REQUIRED TASK – Track down every line below that holds "this" and copy it.

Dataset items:
+ + +

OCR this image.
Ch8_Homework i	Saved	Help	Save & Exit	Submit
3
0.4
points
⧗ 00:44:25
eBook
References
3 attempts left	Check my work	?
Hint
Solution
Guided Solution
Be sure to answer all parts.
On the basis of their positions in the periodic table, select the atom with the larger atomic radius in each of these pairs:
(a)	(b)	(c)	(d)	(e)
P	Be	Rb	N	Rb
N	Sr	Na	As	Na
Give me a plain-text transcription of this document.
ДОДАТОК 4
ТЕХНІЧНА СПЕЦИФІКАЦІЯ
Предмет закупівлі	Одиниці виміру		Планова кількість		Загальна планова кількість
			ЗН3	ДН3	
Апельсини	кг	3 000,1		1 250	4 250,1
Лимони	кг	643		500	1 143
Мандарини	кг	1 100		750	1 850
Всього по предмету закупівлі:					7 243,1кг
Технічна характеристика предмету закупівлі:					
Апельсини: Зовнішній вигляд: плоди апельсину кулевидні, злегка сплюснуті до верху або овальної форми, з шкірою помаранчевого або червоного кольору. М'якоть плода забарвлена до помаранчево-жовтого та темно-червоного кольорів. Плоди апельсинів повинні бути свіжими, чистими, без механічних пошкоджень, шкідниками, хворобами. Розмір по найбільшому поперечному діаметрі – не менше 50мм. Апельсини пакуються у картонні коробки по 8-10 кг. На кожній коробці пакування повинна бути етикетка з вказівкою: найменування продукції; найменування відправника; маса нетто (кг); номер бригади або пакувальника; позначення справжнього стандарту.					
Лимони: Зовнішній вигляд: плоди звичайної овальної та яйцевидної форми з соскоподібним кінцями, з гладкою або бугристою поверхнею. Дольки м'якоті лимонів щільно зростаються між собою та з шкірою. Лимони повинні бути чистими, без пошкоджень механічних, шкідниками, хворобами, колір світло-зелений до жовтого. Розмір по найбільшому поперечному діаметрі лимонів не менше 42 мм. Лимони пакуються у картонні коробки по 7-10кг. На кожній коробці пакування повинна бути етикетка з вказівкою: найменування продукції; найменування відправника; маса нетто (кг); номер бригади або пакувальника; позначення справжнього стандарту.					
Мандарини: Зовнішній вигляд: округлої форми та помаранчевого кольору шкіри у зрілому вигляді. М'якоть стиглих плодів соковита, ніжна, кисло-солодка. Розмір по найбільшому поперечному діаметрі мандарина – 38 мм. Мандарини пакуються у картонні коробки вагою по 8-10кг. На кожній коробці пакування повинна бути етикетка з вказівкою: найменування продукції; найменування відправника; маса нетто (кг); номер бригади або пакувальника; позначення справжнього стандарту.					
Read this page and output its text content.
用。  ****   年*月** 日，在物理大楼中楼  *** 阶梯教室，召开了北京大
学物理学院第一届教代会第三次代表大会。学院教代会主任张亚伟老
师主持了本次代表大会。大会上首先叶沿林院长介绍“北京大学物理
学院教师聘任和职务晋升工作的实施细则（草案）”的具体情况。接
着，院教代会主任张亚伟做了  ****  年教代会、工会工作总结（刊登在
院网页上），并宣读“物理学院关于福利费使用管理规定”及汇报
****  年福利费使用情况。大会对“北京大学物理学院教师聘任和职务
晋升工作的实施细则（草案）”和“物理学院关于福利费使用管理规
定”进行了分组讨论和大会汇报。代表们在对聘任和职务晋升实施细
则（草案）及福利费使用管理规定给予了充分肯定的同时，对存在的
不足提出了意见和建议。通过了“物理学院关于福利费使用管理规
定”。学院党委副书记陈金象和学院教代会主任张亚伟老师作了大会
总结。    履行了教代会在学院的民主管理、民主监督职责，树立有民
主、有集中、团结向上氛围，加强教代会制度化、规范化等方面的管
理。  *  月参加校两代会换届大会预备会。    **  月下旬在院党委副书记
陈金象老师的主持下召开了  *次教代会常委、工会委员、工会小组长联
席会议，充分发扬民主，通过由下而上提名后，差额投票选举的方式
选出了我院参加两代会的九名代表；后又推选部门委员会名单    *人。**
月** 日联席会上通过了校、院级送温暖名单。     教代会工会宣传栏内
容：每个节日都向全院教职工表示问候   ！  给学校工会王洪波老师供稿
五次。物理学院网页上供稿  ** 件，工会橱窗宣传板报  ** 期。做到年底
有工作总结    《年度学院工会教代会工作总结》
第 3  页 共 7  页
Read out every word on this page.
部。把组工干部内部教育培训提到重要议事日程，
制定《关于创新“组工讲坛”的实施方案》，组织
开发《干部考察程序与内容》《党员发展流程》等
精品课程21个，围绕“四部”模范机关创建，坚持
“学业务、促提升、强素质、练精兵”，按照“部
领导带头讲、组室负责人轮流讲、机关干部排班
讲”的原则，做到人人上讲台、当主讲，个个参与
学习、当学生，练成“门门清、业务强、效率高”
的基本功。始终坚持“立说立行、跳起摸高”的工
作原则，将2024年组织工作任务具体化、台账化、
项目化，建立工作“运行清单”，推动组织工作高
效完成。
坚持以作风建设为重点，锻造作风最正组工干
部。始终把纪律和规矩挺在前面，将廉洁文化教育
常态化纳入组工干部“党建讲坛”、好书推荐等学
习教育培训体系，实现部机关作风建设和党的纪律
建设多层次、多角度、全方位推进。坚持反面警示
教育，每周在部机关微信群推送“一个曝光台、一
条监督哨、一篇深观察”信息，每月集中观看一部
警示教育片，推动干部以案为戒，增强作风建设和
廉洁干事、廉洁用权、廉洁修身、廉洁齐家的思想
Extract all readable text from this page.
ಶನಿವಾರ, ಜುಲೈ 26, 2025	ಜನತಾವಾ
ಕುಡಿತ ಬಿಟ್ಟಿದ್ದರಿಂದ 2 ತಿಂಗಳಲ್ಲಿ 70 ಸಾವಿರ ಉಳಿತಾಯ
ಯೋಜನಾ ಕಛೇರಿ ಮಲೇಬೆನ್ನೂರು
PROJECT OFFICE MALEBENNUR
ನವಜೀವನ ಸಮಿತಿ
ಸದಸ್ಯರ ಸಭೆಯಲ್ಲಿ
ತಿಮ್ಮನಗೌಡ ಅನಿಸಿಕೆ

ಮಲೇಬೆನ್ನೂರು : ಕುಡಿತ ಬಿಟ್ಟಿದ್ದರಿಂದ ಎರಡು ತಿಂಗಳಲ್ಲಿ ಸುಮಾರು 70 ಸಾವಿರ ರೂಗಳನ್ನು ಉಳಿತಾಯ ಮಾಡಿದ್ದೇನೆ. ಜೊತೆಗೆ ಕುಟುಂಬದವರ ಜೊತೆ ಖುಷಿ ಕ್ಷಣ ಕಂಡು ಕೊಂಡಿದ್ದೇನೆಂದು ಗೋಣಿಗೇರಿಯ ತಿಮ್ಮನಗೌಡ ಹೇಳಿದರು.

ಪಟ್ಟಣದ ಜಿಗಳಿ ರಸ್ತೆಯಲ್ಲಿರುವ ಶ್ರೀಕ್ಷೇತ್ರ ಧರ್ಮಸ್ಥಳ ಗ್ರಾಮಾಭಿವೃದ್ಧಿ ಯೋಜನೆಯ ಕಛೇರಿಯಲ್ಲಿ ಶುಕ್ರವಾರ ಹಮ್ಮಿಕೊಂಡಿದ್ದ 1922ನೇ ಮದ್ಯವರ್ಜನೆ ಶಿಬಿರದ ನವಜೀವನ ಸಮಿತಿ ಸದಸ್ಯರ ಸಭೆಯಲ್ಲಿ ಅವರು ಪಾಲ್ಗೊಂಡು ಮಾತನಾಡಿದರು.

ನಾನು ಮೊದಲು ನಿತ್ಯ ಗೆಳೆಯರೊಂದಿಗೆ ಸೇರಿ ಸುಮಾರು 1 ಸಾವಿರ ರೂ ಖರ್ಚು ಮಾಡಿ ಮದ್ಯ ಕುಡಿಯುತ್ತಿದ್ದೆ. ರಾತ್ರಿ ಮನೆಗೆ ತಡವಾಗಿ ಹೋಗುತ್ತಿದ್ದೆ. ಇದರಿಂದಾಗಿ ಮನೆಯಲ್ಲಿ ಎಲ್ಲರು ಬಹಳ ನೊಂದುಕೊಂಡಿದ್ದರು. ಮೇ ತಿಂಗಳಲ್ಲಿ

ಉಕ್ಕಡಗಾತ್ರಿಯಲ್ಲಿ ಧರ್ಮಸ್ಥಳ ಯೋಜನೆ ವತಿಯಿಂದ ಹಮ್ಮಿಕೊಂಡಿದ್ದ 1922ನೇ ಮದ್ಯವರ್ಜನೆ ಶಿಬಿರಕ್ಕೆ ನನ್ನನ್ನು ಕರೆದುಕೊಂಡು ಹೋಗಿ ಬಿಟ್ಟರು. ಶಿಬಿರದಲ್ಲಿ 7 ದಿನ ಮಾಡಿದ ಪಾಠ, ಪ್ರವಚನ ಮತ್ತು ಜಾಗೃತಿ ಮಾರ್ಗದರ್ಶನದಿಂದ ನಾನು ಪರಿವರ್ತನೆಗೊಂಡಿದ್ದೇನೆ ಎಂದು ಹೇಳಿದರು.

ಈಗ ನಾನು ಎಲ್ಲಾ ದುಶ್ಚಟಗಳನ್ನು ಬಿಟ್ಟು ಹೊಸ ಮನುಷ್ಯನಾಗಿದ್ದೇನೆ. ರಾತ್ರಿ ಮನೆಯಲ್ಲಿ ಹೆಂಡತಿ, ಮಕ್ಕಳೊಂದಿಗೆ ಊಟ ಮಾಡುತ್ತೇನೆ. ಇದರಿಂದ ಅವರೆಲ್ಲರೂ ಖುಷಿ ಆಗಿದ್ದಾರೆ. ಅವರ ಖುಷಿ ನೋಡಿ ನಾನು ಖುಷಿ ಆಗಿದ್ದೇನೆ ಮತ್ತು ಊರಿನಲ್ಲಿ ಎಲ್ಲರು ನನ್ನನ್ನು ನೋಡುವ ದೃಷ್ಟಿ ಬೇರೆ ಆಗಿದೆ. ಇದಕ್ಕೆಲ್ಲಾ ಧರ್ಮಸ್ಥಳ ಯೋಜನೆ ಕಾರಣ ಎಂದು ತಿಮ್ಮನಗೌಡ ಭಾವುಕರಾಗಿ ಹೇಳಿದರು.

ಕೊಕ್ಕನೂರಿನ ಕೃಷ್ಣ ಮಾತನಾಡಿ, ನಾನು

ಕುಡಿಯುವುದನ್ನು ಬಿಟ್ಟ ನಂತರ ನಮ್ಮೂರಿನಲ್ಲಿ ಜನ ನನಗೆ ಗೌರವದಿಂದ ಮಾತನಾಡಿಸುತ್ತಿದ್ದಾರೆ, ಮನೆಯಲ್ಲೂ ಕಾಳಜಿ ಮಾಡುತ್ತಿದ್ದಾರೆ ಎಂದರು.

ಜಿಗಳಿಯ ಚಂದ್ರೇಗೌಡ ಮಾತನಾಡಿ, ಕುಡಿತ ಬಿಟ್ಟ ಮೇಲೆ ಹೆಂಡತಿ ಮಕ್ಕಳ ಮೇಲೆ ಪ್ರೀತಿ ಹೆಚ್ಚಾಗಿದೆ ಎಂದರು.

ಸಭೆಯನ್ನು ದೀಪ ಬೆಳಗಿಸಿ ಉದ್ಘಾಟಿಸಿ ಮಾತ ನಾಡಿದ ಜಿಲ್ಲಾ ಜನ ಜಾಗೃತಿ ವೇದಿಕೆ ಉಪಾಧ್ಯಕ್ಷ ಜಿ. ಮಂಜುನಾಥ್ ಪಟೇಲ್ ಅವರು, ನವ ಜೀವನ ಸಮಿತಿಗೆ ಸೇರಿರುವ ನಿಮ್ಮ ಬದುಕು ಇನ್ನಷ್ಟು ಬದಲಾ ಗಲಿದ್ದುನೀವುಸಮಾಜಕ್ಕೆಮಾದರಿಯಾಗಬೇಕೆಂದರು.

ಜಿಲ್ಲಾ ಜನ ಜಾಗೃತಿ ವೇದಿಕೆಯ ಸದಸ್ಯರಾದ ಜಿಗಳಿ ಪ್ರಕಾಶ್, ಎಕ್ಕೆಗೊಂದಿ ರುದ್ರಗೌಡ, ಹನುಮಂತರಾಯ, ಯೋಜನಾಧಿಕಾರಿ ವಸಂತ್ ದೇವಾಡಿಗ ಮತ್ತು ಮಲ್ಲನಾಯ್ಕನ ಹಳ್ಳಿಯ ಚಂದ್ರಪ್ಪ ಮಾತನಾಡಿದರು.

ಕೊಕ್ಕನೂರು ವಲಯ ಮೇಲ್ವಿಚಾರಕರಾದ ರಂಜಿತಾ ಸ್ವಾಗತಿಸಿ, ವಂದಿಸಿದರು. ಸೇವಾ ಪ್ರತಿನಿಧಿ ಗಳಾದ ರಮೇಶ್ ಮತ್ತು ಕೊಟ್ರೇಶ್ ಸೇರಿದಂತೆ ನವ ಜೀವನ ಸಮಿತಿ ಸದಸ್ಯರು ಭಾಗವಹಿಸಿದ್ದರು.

+ + +

WORKED ANSWER –
OCR this image.
Give me a plain-text transcription of this document.
Read this page and output its text content.
Read out every word on this page.
Extract all readable text from this page.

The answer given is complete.